■ **Given problem**
Return the number of lines that contain the word "应该如何通过自我情绪控制", and return nothing else.

■ **Data supplied**
— Start —

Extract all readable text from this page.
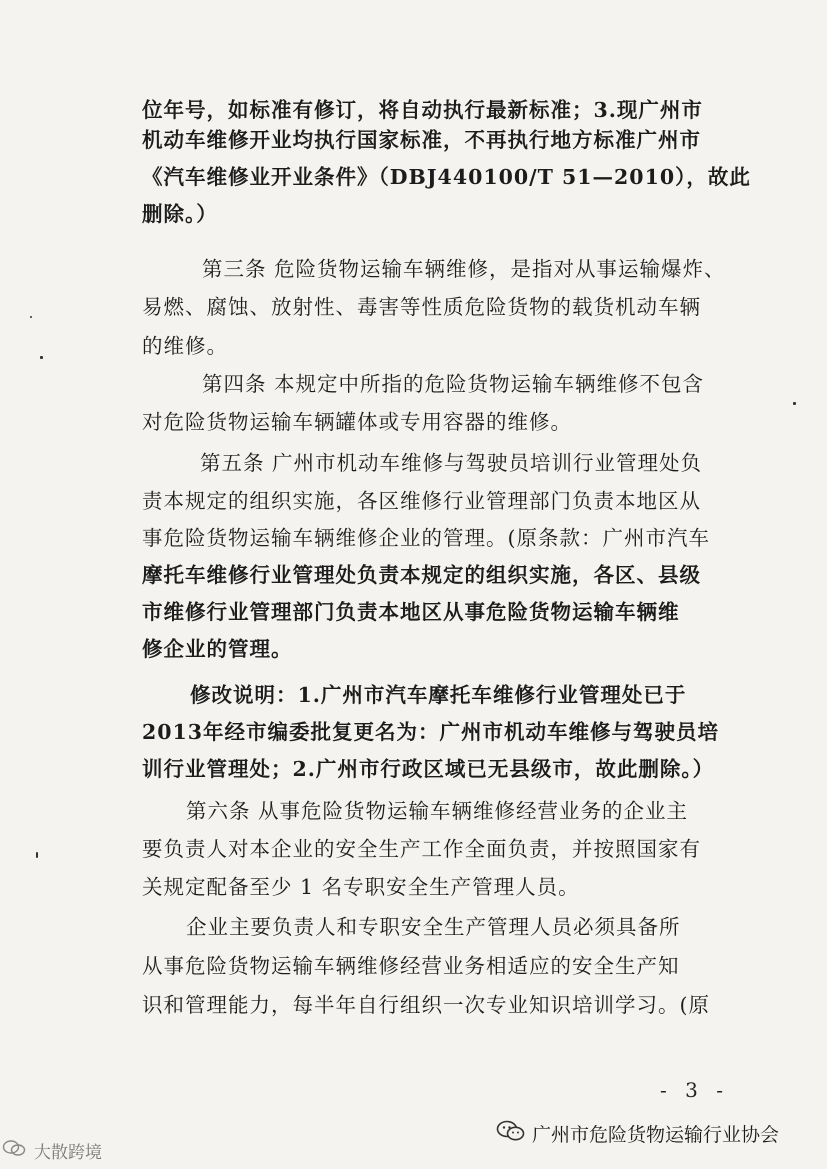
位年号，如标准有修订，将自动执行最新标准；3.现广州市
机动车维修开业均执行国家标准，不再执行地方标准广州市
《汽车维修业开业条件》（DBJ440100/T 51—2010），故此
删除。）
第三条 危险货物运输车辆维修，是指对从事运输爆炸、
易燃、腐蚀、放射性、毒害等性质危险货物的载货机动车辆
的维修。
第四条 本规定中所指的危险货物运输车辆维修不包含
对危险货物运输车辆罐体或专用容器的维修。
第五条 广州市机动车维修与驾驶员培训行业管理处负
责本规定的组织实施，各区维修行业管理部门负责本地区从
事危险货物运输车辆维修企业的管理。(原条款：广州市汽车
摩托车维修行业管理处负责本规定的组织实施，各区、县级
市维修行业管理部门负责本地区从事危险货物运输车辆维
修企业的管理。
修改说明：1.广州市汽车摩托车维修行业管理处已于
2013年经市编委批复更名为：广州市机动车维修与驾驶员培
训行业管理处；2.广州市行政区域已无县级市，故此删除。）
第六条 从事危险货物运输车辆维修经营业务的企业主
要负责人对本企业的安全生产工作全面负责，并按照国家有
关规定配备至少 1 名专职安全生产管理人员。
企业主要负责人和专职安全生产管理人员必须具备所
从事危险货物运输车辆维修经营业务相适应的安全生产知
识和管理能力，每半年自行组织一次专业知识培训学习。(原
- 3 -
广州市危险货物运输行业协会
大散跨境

— End —
— Start —

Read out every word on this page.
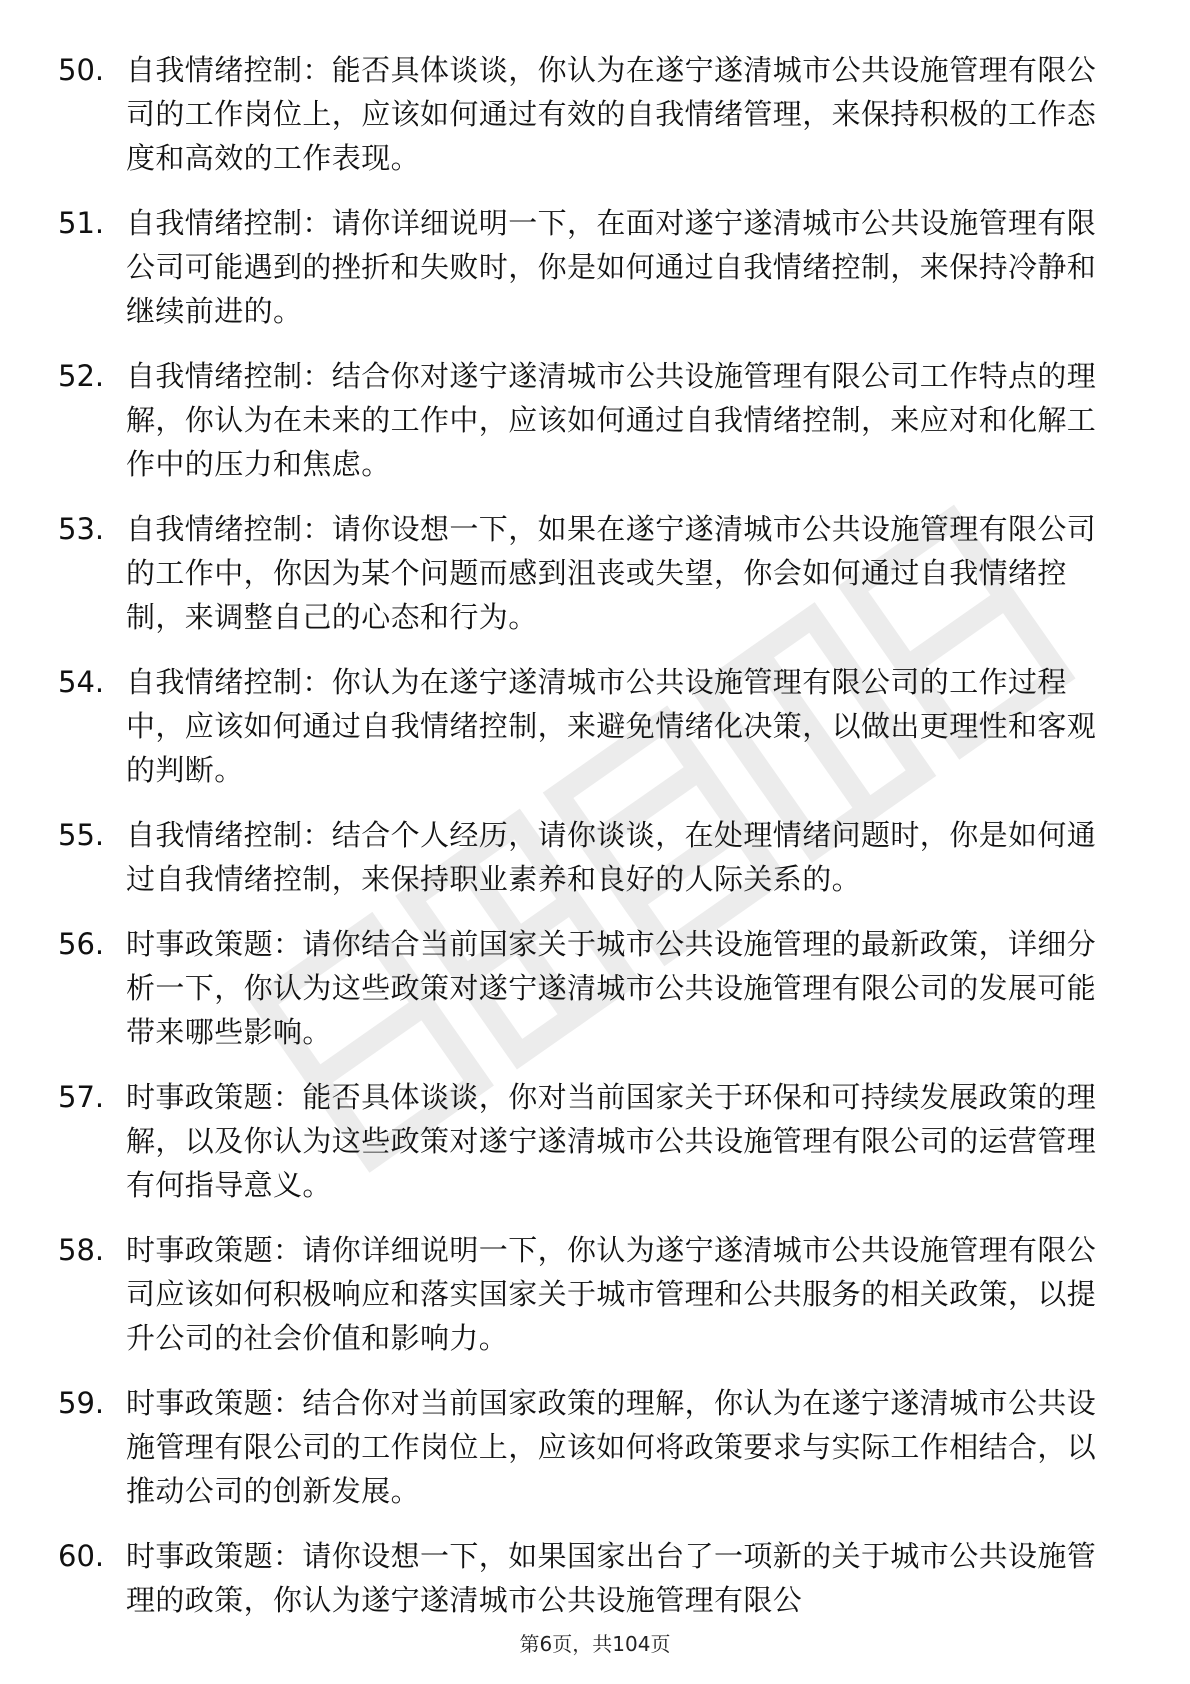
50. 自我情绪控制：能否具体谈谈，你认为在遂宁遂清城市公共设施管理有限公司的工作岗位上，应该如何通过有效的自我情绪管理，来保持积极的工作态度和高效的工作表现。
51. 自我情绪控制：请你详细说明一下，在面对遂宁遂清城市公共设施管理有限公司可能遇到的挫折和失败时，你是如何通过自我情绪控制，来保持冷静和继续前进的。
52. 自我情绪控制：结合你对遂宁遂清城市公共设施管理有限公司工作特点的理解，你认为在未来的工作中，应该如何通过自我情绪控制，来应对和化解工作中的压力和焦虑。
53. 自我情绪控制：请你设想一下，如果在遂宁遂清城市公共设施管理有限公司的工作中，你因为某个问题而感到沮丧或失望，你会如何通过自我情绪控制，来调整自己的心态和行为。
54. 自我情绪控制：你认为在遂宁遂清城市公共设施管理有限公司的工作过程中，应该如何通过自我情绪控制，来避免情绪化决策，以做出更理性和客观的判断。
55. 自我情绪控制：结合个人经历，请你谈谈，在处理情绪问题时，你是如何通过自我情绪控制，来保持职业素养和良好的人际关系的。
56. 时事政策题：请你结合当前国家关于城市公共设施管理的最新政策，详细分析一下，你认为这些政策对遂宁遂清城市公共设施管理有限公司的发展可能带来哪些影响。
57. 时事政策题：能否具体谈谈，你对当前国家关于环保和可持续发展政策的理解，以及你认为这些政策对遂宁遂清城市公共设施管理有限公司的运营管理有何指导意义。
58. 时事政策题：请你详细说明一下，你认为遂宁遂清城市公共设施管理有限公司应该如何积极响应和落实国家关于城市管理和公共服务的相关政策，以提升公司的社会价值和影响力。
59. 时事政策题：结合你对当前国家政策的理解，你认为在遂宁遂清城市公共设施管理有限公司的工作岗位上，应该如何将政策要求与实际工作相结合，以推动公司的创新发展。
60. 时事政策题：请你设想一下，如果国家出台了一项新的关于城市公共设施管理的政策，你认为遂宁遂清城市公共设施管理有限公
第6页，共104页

— End —

■ **Expected output**
2